All entries should be output exactly as they stand.

* * * *

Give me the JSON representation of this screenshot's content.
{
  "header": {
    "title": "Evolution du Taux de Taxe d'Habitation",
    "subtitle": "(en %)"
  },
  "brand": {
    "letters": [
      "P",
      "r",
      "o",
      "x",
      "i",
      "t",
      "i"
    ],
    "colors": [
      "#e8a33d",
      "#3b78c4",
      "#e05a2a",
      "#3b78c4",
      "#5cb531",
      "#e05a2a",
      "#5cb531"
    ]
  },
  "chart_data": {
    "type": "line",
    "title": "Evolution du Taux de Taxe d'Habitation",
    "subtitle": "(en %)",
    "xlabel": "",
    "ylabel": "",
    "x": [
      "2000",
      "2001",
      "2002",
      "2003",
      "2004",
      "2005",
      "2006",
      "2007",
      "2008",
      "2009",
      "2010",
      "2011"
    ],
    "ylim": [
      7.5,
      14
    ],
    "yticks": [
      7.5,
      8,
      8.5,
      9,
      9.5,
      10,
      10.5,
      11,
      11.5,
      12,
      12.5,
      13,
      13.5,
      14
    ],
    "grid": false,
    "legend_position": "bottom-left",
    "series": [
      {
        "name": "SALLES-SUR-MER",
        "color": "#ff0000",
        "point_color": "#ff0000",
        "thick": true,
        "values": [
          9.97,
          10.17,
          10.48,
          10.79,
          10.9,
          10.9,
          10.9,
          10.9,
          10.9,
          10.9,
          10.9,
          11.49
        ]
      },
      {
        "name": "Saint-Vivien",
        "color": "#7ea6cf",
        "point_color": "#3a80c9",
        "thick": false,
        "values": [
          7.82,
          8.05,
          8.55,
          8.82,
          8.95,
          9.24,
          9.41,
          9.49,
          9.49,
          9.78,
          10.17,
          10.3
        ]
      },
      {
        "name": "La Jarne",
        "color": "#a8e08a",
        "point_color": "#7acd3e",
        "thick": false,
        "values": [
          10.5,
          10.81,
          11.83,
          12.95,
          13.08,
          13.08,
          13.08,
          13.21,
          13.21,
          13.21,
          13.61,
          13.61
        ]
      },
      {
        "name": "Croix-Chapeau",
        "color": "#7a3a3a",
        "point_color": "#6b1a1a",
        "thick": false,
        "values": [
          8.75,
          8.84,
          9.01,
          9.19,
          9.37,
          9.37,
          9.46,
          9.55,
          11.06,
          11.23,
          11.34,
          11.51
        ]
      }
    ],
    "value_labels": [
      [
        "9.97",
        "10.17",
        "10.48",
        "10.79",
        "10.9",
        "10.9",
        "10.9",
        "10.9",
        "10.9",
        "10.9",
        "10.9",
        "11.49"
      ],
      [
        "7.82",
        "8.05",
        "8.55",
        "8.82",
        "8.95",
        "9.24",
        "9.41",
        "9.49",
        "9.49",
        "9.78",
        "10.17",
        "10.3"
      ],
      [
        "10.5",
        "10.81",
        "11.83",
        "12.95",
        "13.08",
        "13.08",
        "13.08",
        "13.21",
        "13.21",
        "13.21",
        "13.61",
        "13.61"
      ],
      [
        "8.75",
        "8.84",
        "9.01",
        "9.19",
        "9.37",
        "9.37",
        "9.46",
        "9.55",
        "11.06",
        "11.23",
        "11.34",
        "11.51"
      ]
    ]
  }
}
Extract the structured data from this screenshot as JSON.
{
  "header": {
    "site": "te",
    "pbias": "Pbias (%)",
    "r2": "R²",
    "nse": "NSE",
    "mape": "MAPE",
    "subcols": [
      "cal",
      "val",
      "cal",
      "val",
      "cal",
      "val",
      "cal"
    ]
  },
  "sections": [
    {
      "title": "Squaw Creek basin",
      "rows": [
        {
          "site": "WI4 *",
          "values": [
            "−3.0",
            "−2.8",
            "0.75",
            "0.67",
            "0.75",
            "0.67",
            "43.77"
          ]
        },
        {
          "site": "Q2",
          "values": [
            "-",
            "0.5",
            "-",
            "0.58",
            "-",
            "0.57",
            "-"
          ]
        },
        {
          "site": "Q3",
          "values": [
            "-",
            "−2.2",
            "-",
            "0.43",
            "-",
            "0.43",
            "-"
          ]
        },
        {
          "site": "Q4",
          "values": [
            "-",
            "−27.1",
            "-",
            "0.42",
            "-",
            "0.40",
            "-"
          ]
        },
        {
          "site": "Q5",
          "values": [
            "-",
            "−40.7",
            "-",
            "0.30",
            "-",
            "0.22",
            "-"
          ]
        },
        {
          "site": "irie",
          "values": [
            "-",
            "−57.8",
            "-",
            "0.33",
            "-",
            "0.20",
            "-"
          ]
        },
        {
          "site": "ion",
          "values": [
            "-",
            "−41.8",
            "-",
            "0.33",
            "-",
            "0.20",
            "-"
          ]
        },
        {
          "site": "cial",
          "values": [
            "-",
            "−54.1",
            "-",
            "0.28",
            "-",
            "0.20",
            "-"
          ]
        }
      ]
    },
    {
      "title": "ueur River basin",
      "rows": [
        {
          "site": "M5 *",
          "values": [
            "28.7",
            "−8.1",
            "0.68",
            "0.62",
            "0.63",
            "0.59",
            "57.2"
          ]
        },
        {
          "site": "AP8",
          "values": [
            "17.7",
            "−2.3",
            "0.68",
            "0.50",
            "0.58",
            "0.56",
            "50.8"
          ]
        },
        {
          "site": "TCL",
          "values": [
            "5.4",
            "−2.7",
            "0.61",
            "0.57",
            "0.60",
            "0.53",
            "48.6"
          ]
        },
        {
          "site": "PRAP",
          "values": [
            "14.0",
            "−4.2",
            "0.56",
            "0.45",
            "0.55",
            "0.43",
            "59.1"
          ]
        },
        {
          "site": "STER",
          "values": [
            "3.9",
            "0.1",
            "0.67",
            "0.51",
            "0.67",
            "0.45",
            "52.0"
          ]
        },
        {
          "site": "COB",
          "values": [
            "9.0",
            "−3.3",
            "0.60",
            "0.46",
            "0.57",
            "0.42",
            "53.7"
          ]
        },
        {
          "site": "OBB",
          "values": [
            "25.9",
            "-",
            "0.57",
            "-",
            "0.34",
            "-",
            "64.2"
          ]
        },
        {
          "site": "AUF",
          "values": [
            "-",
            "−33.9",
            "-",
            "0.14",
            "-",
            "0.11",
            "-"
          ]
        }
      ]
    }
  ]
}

* * * *

> _Solution below_:
Give me the JSON representation of this screenshot's content.
{
  "header": {
    "title": "Evolution du Taux de Taxe d'Habitation",
    "subtitle": "(en %)"
  },
  "brand": {
    "letters": [
      "P",
      "r",
      "o",
      "x",
      "i",
      "t",
      "i"
    ],
    "colors": [
      "#e8a33d",
      "#3b78c4",
      "#e05a2a",
      "#3b78c4",
      "#5cb531",
      "#e05a2a",
      "#5cb531"
    ]
  },
  "chart_data": {
    "type": "line",
    "title": "Evolution du Taux de Taxe d'Habitation",
    "subtitle": "(en %)",
    "xlabel": "",
    "ylabel": "",
    "x": [
      "2000",
      "2001",
      "2002",
      "2003",
      "2004",
      "2005",
      "2006",
      "2007",
      "2008",
      "2009",
      "2010",
      "2011"
    ],
    "ylim": [
      7.5,
      14
    ],
    "yticks": [
      7.5,
      8,
      8.5,
      9,
      9.5,
      10,
      10.5,
      11,
      11.5,
      12,
      12.5,
      13,
      13.5,
      14
    ],
    "grid": false,
    "legend_position": "bottom-left",
    "series": [
      {
        "name": "SALLES-SUR-MER",
        "color": "#ff0000",
        "point_color": "#ff0000",
        "thick": true,
        "values": [
          9.97,
          10.17,
          10.48,
          10.79,
          10.9,
          10.9,
          10.9,
          10.9,
          10.9,
          10.9,
          10.9,
          11.49
        ]
      },
      {
        "name": "Saint-Vivien",
        "color": "#7ea6cf",
        "point_color": "#3a80c9",
        "thick": false,
        "values": [
          7.82,
          8.05,
          8.55,
          8.82,
          8.95,
          9.24,
          9.41,
          9.49,
          9.49,
          9.78,
          10.17,
          10.3
        ]
      },
      {
        "name": "La Jarne",
        "color": "#a8e08a",
        "point_color": "#7acd3e",
        "thick": false,
        "values": [
          10.5,
          10.81,
          11.83,
          12.95,
          13.08,
          13.08,
          13.08,
          13.21,
          13.21,
          13.21,
          13.61,
          13.61
        ]
      },
      {
        "name": "Croix-Chapeau",
        "color": "#7a3a3a",
        "point_color": "#6b1a1a",
        "thick": false,
        "values": [
          8.75,
          8.84,
          9.01,
          9.19,
          9.37,
          9.37,
          9.46,
          9.55,
          11.06,
          11.23,
          11.34,
          11.51
        ]
      }
    ],
    "value_labels": [
      [
        "9.97",
        "10.17",
        "10.48",
        "10.79",
        "10.9",
        "10.9",
        "10.9",
        "10.9",
        "10.9",
        "10.9",
        "10.9",
        "11.49"
      ],
      [
        "7.82",
        "8.05",
        "8.55",
        "8.82",
        "8.95",
        "9.24",
        "9.41",
        "9.49",
        "9.49",
        "9.78",
        "10.17",
        "10.3"
      ],
      [
        "10.5",
        "10.81",
        "11.83",
        "12.95",
        "13.08",
        "13.08",
        "13.08",
        "13.21",
        "13.21",
        "13.21",
        "13.61",
        "13.61"
      ],
      [
        "8.75",
        "8.84",
        "9.01",
        "9.19",
        "9.37",
        "9.37",
        "9.46",
        "9.55",
        "11.06",
        "11.23",
        "11.34",
        "11.51"
      ]
    ]
  }
}
Extract the structured data from this screenshot as JSON.
{
  "header": {
    "site": "te",
    "pbias": "Pbias (%)",
    "r2": "R²",
    "nse": "NSE",
    "mape": "MAPE",
    "subcols": [
      "cal",
      "val",
      "cal",
      "val",
      "cal",
      "val",
      "cal"
    ]
  },
  "sections": [
    {
      "title": "Squaw Creek basin",
      "rows": [
        {
          "site": "WI4 *",
          "values": [
            "−3.0",
            "−2.8",
            "0.75",
            "0.67",
            "0.75",
            "0.67",
            "43.77"
          ]
        },
        {
          "site": "Q2",
          "values": [
            "-",
            "0.5",
            "-",
            "0.58",
            "-",
            "0.57",
            "-"
          ]
        },
        {
          "site": "Q3",
          "values": [
            "-",
            "−2.2",
            "-",
            "0.43",
            "-",
            "0.43",
            "-"
          ]
        },
        {
          "site": "Q4",
          "values": [
            "-",
            "−27.1",
            "-",
            "0.42",
            "-",
            "0.40",
            "-"
          ]
        },
        {
          "site": "Q5",
          "values": [
            "-",
            "−40.7",
            "-",
            "0.30",
            "-",
            "0.22",
            "-"
          ]
        },
        {
          "site": "irie",
          "values": [
            "-",
            "−57.8",
            "-",
            "0.33",
            "-",
            "0.20",
            "-"
          ]
        },
        {
          "site": "ion",
          "values": [
            "-",
            "−41.8",
            "-",
            "0.33",
            "-",
            "0.20",
            "-"
          ]
        },
        {
          "site": "cial",
          "values": [
            "-",
            "−54.1",
            "-",
            "0.28",
            "-",
            "0.20",
            "-"
          ]
        }
      ]
    },
    {
      "title": "ueur River basin",
      "rows": [
        {
          "site": "M5 *",
          "values": [
            "28.7",
            "−8.1",
            "0.68",
            "0.62",
            "0.63",
            "0.59",
            "57.2"
          ]
        },
        {
          "site": "AP8",
          "values": [
            "17.7",
            "−2.3",
            "0.68",
            "0.50",
            "0.58",
            "0.56",
            "50.8"
          ]
        },
        {
          "site": "TCL",
          "values": [
            "5.4",
            "−2.7",
            "0.61",
            "0.57",
            "0.60",
            "0.53",
            "48.6"
          ]
        },
        {
          "site": "PRAP",
          "values": [
            "14.0",
            "−4.2",
            "0.56",
            "0.45",
            "0.55",
            "0.43",
            "59.1"
          ]
        },
        {
          "site": "STER",
          "values": [
            "3.9",
            "0.1",
            "0.67",
            "0.51",
            "0.67",
            "0.45",
            "52.0"
          ]
        },
        {
          "site": "COB",
          "values": [
            "9.0",
            "−3.3",
            "0.60",
            "0.46",
            "0.57",
            "0.42",
            "53.7"
          ]
        },
        {
          "site": "OBB",
          "values": [
            "25.9",
            "-",
            "0.57",
            "-",
            "0.34",
            "-",
            "64.2"
          ]
        },
        {
          "site": "AUF",
          "values": [
            "-",
            "−33.9",
            "-",
            "0.14",
            "-",
            "0.11",
            "-"
          ]
        }
      ]
    }
  ]
}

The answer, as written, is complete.